## Set task
Locate every line in the records below that contains the word "method", and copy each one.

## Data listing
▬▬▬▬▬▬
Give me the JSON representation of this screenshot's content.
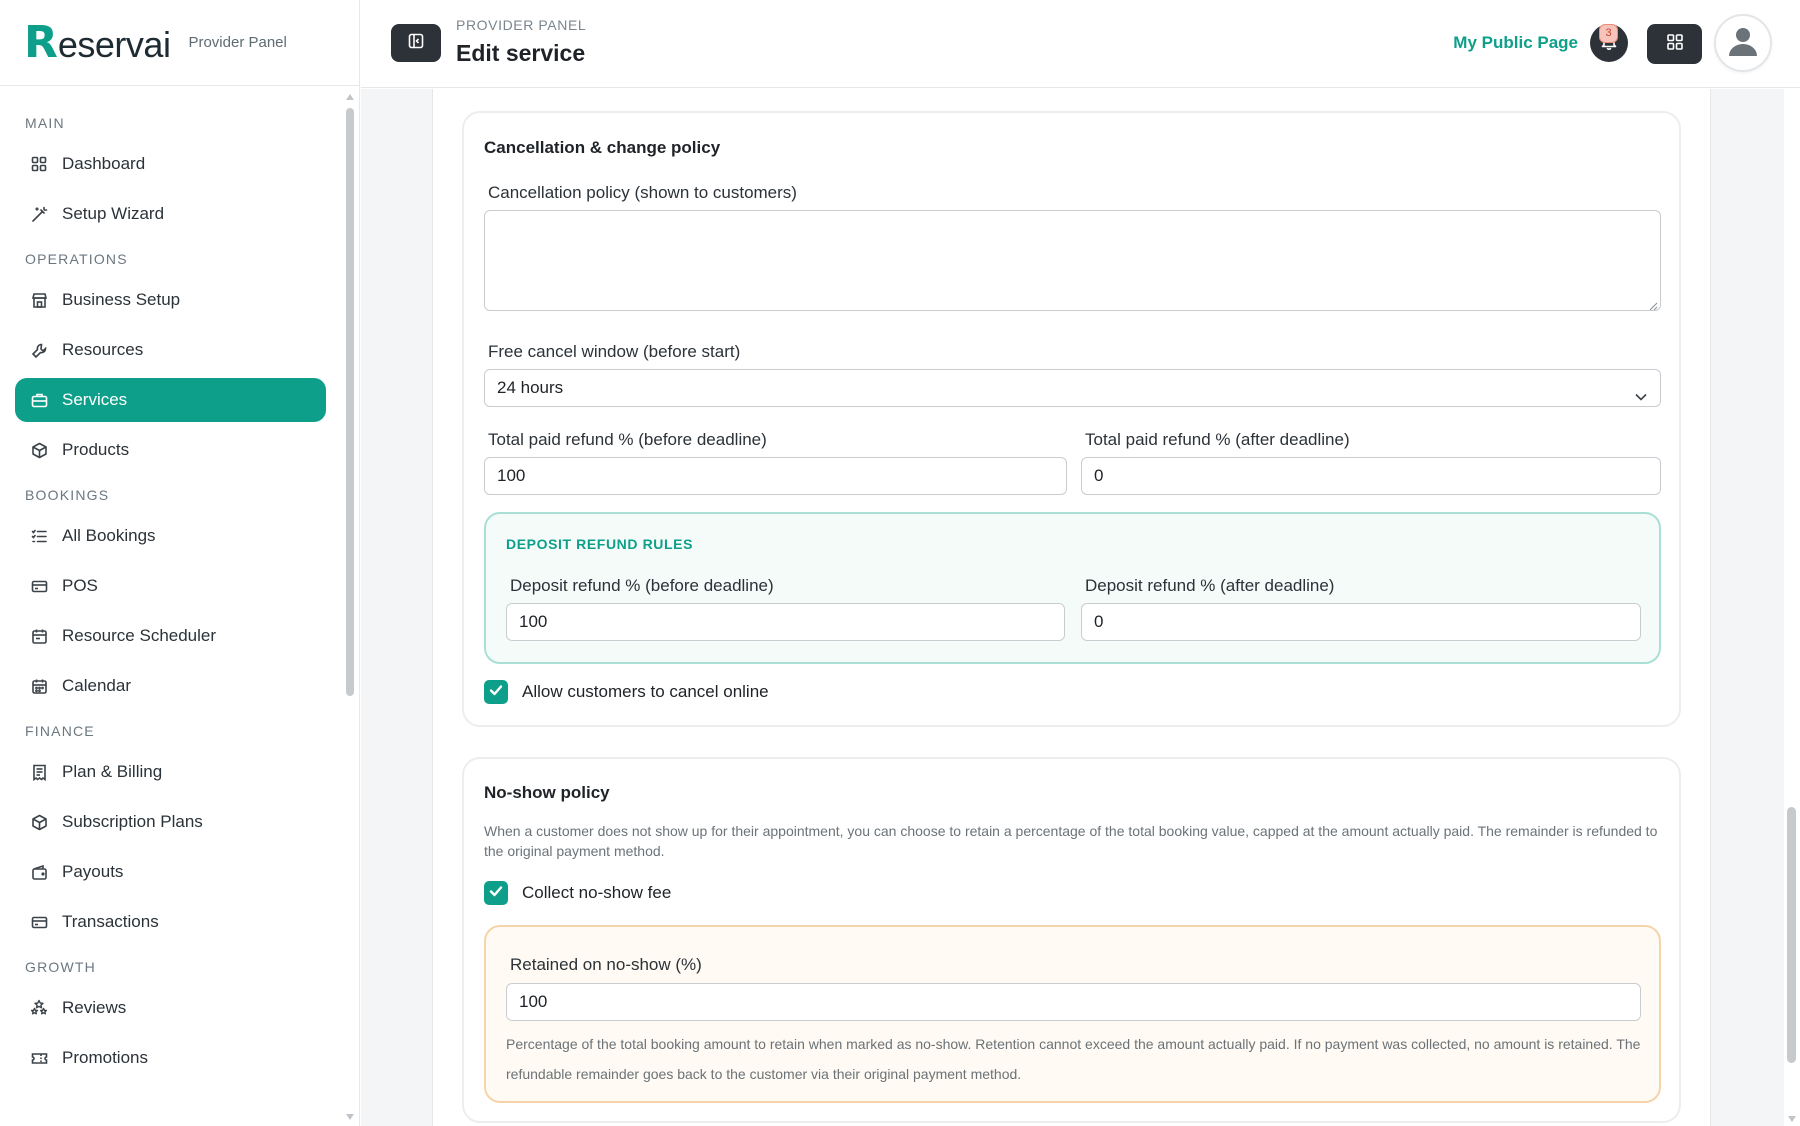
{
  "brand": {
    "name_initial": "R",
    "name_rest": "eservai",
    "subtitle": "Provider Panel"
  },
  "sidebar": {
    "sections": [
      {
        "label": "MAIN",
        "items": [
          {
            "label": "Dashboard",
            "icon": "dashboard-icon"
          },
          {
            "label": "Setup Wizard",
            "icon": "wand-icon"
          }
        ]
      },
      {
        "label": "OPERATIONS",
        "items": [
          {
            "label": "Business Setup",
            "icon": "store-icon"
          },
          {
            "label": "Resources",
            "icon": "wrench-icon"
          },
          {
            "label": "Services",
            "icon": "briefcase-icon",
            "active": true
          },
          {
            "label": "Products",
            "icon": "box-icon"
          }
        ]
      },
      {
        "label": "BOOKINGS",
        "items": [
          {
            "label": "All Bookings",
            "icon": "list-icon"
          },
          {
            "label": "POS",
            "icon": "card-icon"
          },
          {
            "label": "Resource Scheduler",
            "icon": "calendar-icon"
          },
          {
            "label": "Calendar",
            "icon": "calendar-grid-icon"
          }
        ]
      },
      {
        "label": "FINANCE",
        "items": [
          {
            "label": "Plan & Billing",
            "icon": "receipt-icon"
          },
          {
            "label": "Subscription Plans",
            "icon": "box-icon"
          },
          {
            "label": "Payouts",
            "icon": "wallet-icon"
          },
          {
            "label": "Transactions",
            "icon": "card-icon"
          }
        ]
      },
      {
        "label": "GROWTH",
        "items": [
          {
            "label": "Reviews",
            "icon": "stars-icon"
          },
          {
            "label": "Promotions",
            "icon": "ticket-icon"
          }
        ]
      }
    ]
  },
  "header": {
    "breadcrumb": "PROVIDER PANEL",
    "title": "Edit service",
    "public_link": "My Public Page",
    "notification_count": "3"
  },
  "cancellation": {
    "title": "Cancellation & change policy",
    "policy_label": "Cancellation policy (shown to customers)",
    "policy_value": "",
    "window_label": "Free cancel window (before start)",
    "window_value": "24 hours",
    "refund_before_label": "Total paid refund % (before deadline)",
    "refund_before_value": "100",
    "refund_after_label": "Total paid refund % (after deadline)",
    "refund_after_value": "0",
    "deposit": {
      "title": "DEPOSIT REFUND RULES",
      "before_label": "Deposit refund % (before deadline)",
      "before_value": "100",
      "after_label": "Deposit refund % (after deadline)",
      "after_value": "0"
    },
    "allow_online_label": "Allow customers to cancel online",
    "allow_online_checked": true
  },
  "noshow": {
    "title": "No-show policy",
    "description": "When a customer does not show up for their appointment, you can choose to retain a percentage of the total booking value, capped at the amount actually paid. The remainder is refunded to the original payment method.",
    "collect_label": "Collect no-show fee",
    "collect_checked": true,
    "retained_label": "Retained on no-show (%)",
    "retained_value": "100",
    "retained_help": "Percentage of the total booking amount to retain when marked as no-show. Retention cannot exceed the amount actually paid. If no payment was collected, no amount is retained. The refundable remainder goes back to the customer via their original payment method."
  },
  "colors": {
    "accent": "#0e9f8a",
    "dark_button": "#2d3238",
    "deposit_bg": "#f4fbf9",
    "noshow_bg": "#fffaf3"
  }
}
▬▬▬▬▬▬
## The output
    "description": "When a customer does not show up for their appointment, you can choose to retain a percentage of the total booking value, capped at the amount actually paid. The remainder is refunded to the original payment method.",
    "retained_help": "Percentage of the total booking amount to retain when marked as no-show. Retention cannot exceed the amount actually paid. If no payment was collected, no amount is retained. The refundable remainder goes back to the customer via their original payment method."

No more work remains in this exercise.